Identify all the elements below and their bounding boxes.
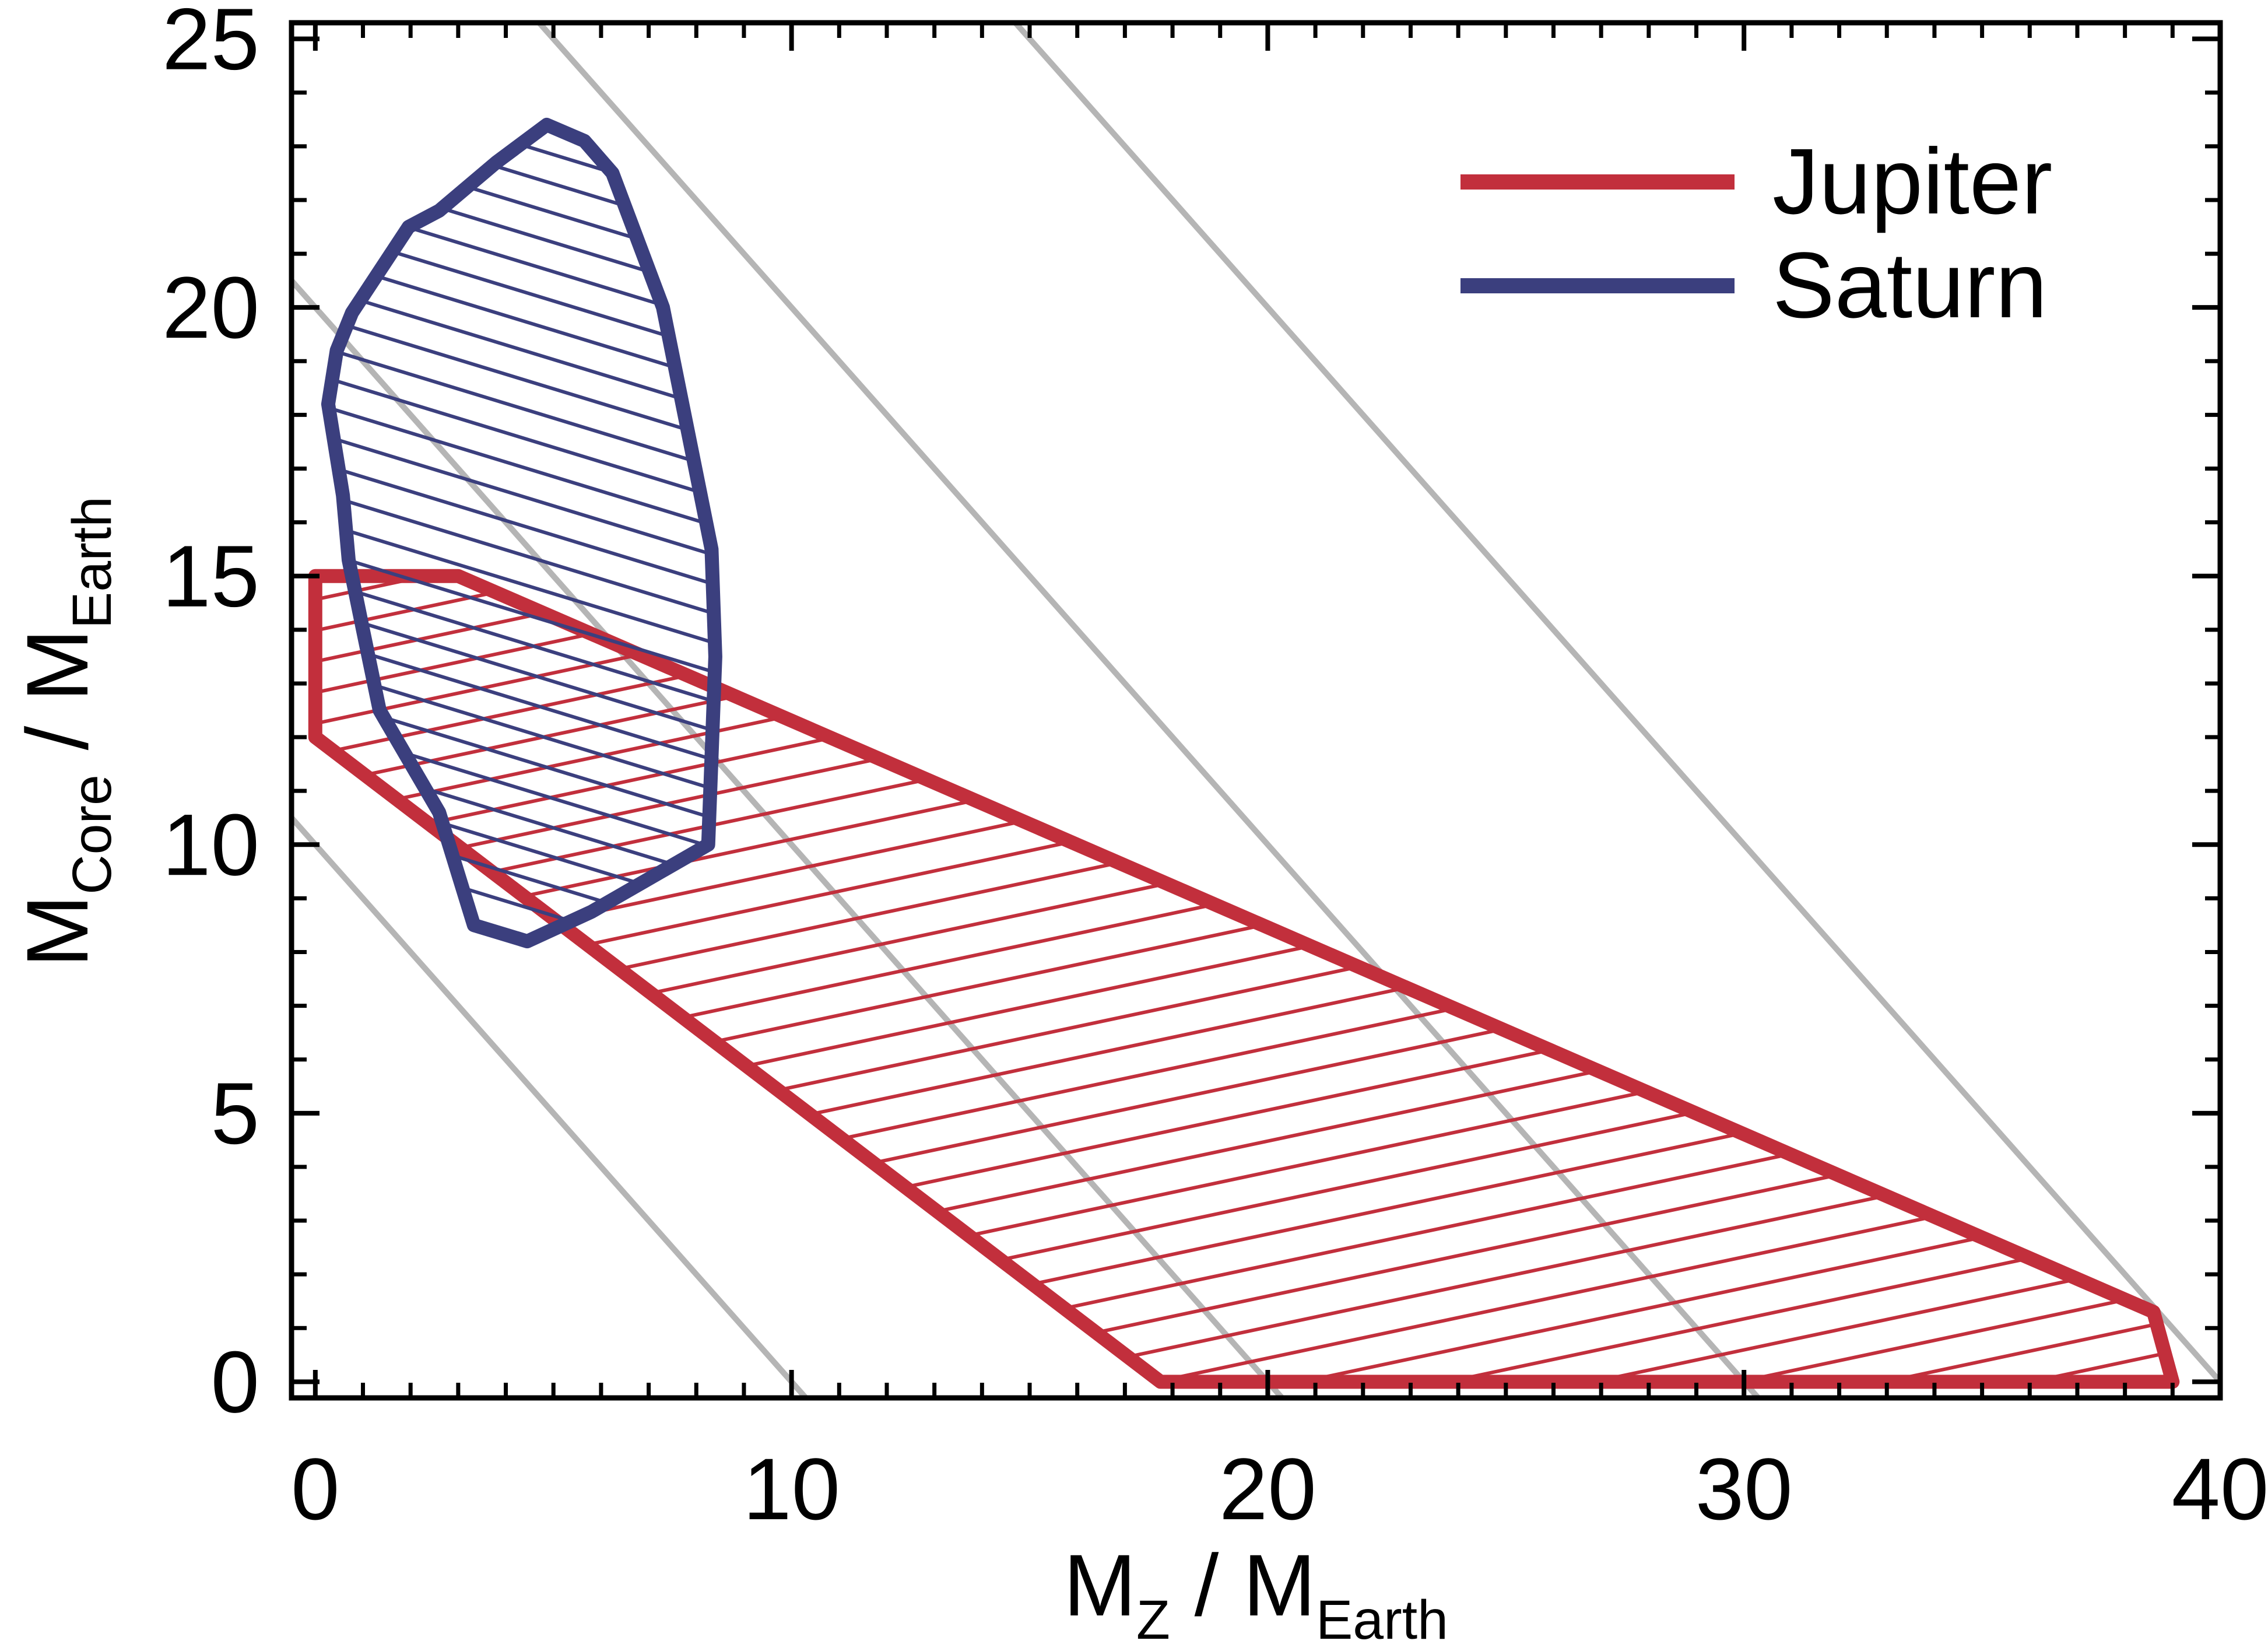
legend-label-saturn: Saturn	[1772, 233, 2047, 337]
region-jupiter-hatch	[315, 576, 2173, 1382]
region-saturn-outline	[321, 118, 722, 949]
y-tick-label-15: 15	[162, 527, 259, 625]
x-axis-title: MZ / MEarth	[1063, 1536, 1448, 1644]
y-tick-label-5: 5	[211, 1064, 259, 1162]
y-tick-label-20: 20	[162, 258, 259, 356]
x-tick-label-40: 40	[2172, 1440, 2268, 1538]
plot-frame	[289, 20, 2223, 1401]
x-tick-labels: 0 10 20 30 40	[291, 1440, 2268, 1538]
guide-line-sum-10	[292, 813, 810, 1398]
guide-line-sum-40	[1011, 23, 2220, 1386]
y-tick-label-0: 0	[211, 1333, 259, 1431]
y-tick-label-25: 25	[162, 0, 259, 88]
x-tick-label-10: 10	[743, 1440, 840, 1538]
y-axis-title: MCore / MEarth	[8, 496, 123, 968]
legend-label-jupiter: Jupiter	[1772, 129, 2052, 233]
x-tick-label-20: 20	[1219, 1440, 1316, 1538]
y-tick-label-10: 10	[162, 795, 259, 893]
region-saturn	[321, 118, 722, 949]
y-tick-labels: 0 5 10 15 20 25	[162, 0, 259, 1431]
axis-ticks	[292, 23, 2223, 1398]
region-saturn-hatch	[328, 125, 715, 942]
x-tick-label-0: 0	[291, 1440, 339, 1538]
x-tick-label-30: 30	[1695, 1440, 1793, 1538]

---

OBJECTIVE:
Return all of the rows above line for line, without altering anything, and leave the pictures out of your answer.

COMPLETE OUTPUT:
Identify all the elements below and their bounding boxes.
legend-label-saturn: Saturn	[1772, 233, 2047, 337]
region-jupiter-hatch	[315, 576, 2173, 1382]
region-saturn-outline	[321, 118, 722, 949]
y-tick-label-15: 15	[162, 527, 259, 625]
x-axis-title: MZ / MEarth	[1063, 1536, 1448, 1644]
y-tick-label-5: 5	[211, 1064, 259, 1162]
y-tick-label-20: 20	[162, 258, 259, 356]
x-tick-label-40: 40	[2172, 1440, 2268, 1538]
plot-frame	[289, 20, 2223, 1401]
x-tick-labels: 0 10 20 30 40	[291, 1440, 2268, 1538]
guide-line-sum-10	[292, 813, 810, 1398]
guide-line-sum-40	[1011, 23, 2220, 1386]
y-tick-label-0: 0	[211, 1333, 259, 1431]
y-tick-label-25: 25	[162, 0, 259, 88]
x-tick-label-10: 10	[743, 1440, 840, 1538]
y-axis-title: MCore / MEarth	[8, 496, 123, 968]
legend-label-jupiter: Jupiter	[1772, 129, 2052, 233]
x-tick-label-20: 20	[1219, 1440, 1316, 1538]
y-tick-label-10: 10	[162, 795, 259, 893]
region-saturn	[321, 118, 722, 949]
y-tick-labels: 0 5 10 15 20 25	[162, 0, 259, 1431]
axis-ticks	[292, 23, 2223, 1398]
region-saturn-hatch	[328, 125, 715, 942]
x-tick-label-0: 0	[291, 1440, 339, 1538]
x-tick-label-30: 30	[1695, 1440, 1793, 1538]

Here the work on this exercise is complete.